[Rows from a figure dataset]
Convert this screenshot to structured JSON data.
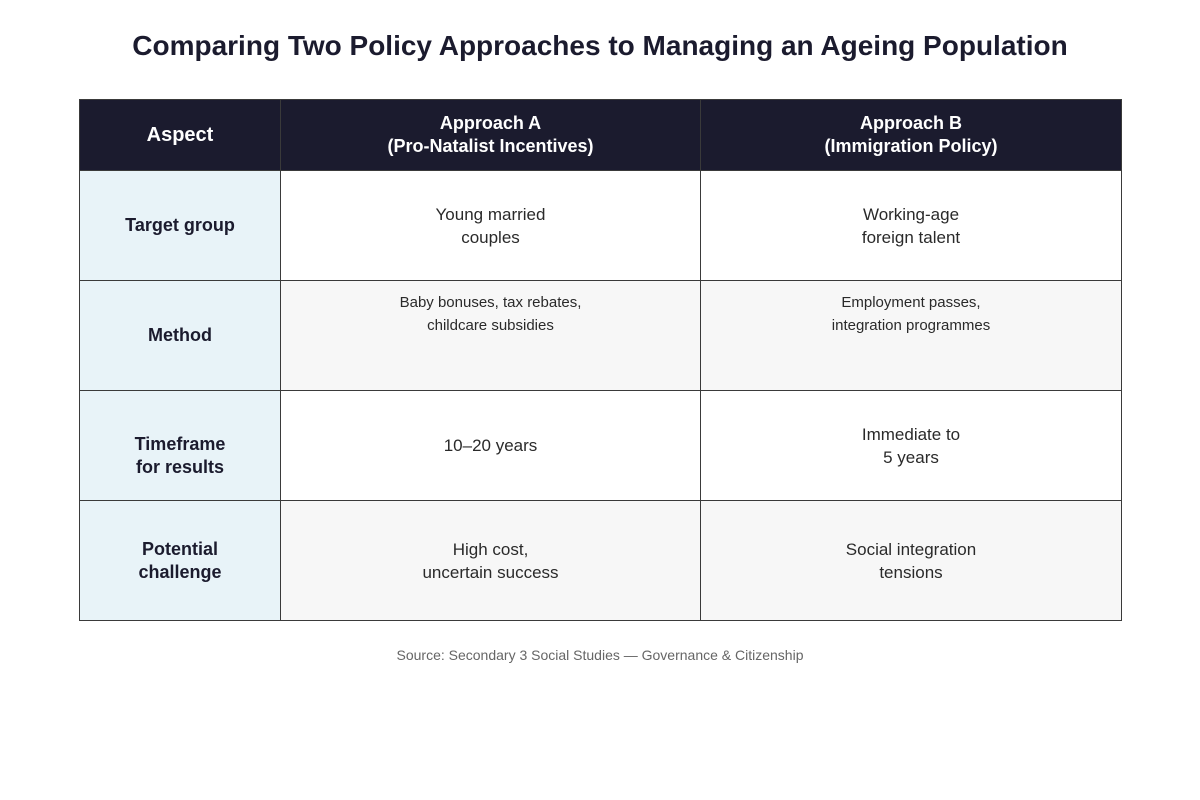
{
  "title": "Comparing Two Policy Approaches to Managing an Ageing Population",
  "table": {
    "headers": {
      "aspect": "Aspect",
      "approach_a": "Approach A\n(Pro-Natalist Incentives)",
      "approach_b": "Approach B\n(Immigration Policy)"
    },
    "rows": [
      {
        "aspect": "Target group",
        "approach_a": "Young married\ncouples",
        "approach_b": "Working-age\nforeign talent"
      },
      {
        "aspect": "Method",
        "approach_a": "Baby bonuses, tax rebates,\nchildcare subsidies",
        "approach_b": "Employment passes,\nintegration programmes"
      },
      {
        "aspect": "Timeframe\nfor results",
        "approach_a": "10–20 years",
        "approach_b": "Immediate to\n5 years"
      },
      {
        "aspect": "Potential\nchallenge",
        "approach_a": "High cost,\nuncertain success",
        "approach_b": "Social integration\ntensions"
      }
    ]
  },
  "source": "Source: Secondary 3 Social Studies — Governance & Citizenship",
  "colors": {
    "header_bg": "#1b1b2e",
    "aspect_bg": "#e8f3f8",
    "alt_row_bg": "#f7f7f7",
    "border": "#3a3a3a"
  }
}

--

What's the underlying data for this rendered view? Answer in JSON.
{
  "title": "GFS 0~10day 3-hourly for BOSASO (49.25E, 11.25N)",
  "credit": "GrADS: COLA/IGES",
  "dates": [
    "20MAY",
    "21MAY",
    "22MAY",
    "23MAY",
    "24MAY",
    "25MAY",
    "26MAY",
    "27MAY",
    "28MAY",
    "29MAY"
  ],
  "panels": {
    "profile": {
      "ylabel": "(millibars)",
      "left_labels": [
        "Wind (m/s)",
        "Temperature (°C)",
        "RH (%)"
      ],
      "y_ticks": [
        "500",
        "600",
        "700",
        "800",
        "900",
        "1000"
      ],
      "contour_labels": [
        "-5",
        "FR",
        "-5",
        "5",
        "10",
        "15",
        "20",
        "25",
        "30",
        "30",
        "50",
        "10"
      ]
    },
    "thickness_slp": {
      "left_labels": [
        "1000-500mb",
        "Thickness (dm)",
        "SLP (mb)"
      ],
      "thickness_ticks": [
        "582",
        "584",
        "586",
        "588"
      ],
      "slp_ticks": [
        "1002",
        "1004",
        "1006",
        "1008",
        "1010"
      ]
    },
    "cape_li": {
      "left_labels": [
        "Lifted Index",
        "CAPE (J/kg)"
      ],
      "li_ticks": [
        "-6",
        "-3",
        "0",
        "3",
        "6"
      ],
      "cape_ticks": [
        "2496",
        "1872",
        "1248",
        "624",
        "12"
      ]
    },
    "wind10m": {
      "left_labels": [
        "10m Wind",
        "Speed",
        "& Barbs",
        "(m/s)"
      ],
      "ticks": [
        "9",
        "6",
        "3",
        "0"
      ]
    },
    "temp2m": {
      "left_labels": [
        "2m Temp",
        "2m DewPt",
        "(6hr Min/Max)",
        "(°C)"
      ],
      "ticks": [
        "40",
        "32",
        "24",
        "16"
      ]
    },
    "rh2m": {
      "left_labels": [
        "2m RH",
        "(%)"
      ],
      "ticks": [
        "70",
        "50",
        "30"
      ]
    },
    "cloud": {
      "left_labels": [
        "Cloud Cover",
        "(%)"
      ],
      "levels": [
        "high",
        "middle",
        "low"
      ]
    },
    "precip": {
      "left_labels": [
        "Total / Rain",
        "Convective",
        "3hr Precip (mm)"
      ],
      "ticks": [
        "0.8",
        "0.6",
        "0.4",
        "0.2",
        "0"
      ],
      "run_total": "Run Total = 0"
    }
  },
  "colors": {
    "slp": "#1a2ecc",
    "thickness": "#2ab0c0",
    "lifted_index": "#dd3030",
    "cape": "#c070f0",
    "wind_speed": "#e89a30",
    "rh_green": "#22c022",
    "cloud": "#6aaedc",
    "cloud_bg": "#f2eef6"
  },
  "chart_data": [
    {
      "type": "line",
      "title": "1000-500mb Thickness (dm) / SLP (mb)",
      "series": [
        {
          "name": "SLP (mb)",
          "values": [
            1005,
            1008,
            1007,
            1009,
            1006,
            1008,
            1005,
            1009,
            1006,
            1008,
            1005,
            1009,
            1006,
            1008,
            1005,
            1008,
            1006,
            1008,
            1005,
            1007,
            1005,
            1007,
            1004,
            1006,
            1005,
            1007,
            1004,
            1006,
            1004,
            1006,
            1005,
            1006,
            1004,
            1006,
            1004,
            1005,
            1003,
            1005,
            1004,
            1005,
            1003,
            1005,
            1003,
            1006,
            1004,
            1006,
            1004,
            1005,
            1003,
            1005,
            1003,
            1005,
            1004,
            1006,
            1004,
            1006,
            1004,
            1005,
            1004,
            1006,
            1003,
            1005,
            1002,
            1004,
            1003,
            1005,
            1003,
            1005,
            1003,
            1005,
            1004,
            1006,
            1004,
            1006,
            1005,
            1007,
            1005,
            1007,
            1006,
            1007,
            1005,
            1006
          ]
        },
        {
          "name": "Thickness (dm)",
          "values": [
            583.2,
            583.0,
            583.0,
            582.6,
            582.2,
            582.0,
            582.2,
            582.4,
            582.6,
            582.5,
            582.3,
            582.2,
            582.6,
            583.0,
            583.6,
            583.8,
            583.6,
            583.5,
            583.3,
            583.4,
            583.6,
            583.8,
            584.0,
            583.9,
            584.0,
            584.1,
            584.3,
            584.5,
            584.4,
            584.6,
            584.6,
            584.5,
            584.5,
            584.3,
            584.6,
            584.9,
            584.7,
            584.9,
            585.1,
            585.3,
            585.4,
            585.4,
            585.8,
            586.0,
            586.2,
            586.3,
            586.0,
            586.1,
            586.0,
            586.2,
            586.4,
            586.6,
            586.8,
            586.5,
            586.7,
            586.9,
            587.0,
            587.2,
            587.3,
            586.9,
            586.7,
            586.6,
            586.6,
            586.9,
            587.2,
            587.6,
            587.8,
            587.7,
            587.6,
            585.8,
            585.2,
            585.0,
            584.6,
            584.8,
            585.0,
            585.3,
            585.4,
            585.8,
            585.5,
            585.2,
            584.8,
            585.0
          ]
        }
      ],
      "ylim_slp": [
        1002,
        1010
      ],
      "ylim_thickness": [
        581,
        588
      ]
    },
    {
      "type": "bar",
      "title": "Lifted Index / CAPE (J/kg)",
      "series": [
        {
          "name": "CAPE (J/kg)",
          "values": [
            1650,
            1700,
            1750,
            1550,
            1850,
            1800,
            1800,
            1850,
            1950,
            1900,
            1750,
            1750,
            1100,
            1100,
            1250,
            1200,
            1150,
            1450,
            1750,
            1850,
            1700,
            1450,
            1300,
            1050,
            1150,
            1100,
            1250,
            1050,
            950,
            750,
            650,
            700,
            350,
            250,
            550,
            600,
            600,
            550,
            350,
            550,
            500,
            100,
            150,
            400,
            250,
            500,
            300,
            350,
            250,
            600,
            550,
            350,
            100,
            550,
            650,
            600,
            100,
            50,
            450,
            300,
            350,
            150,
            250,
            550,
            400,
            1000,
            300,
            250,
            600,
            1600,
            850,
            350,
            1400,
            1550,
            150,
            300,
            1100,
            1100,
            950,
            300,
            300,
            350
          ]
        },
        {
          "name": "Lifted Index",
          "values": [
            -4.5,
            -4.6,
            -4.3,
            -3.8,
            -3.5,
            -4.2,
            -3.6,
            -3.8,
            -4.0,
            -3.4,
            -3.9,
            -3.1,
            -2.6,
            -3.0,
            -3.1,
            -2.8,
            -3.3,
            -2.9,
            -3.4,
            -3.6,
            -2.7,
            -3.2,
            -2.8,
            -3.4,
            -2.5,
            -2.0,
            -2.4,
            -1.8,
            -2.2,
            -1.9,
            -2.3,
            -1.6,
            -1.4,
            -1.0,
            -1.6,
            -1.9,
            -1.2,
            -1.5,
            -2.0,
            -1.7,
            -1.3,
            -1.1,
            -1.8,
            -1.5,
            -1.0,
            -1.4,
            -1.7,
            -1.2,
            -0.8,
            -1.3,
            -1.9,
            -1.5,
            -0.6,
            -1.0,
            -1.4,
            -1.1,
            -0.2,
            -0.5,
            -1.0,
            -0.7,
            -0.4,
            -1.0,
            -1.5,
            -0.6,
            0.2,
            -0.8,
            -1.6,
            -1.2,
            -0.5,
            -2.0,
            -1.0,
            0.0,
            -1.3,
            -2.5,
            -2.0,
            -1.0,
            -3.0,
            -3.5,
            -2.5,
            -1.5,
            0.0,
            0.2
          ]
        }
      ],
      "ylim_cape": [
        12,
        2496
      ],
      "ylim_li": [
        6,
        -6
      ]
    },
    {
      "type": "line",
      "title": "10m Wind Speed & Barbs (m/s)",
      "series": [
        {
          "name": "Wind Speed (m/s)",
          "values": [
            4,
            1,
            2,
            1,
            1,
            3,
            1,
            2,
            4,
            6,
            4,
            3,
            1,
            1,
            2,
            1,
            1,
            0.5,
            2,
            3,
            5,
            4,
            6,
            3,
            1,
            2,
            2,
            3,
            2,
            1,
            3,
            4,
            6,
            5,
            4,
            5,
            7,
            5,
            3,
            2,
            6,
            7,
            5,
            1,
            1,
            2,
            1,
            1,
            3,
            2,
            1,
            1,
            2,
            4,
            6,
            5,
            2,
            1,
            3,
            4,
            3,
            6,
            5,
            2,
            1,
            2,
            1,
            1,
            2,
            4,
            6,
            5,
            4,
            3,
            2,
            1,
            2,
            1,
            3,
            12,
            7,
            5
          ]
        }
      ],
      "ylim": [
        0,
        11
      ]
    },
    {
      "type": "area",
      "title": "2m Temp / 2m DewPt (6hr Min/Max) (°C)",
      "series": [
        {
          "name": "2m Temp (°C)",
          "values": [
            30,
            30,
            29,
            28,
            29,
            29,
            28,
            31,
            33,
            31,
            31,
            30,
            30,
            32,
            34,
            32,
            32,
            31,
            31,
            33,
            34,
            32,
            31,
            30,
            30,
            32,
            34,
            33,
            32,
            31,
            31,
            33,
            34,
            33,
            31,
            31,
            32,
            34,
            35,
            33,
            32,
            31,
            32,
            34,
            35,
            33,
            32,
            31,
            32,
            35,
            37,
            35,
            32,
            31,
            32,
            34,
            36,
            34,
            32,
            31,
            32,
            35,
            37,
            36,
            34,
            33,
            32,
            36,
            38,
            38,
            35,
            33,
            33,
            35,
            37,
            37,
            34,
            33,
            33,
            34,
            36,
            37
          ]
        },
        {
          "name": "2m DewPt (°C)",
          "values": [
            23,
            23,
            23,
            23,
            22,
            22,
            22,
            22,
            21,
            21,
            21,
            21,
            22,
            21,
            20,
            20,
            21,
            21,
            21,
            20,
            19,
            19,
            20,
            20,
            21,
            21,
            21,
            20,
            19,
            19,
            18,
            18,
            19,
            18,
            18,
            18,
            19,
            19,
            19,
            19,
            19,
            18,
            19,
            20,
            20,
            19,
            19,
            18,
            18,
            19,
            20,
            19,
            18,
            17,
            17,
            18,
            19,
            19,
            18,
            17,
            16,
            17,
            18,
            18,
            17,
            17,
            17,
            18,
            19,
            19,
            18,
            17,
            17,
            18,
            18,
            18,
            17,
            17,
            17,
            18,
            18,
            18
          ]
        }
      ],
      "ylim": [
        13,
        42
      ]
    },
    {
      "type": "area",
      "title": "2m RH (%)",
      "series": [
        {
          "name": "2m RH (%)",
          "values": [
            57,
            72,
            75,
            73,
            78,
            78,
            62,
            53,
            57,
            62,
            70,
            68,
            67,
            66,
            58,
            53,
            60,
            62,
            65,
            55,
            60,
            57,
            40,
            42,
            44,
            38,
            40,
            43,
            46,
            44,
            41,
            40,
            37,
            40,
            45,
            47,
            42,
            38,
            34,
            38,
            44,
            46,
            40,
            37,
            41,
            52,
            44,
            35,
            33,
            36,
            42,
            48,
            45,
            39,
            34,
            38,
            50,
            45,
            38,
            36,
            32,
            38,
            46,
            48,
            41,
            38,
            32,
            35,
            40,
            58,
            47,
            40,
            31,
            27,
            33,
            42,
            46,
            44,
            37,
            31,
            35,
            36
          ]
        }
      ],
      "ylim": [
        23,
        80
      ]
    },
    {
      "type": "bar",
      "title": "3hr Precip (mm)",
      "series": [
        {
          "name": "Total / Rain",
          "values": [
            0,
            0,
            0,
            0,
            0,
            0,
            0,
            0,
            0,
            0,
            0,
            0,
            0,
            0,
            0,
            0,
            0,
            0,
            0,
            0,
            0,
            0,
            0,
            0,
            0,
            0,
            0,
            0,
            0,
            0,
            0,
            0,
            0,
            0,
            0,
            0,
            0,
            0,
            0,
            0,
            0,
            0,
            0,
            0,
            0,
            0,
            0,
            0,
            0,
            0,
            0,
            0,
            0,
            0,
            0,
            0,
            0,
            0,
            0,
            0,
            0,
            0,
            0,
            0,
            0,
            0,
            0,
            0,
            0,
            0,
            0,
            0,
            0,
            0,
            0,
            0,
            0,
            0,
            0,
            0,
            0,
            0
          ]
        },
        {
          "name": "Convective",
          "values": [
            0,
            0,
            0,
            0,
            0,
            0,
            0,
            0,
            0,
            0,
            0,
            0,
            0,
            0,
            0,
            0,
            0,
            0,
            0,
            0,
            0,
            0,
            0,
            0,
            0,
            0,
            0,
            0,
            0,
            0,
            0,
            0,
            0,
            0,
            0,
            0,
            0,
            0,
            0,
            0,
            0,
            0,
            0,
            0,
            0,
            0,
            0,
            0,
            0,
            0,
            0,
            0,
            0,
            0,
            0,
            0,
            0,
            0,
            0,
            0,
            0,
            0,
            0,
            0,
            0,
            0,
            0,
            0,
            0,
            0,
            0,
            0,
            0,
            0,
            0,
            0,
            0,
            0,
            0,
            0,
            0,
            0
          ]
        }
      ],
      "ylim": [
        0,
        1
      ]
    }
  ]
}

• **AIM**:
What is the number of lines in this listing that contain the word "years"? Answer with that number and nothing else.

• **RESPONSE**:
2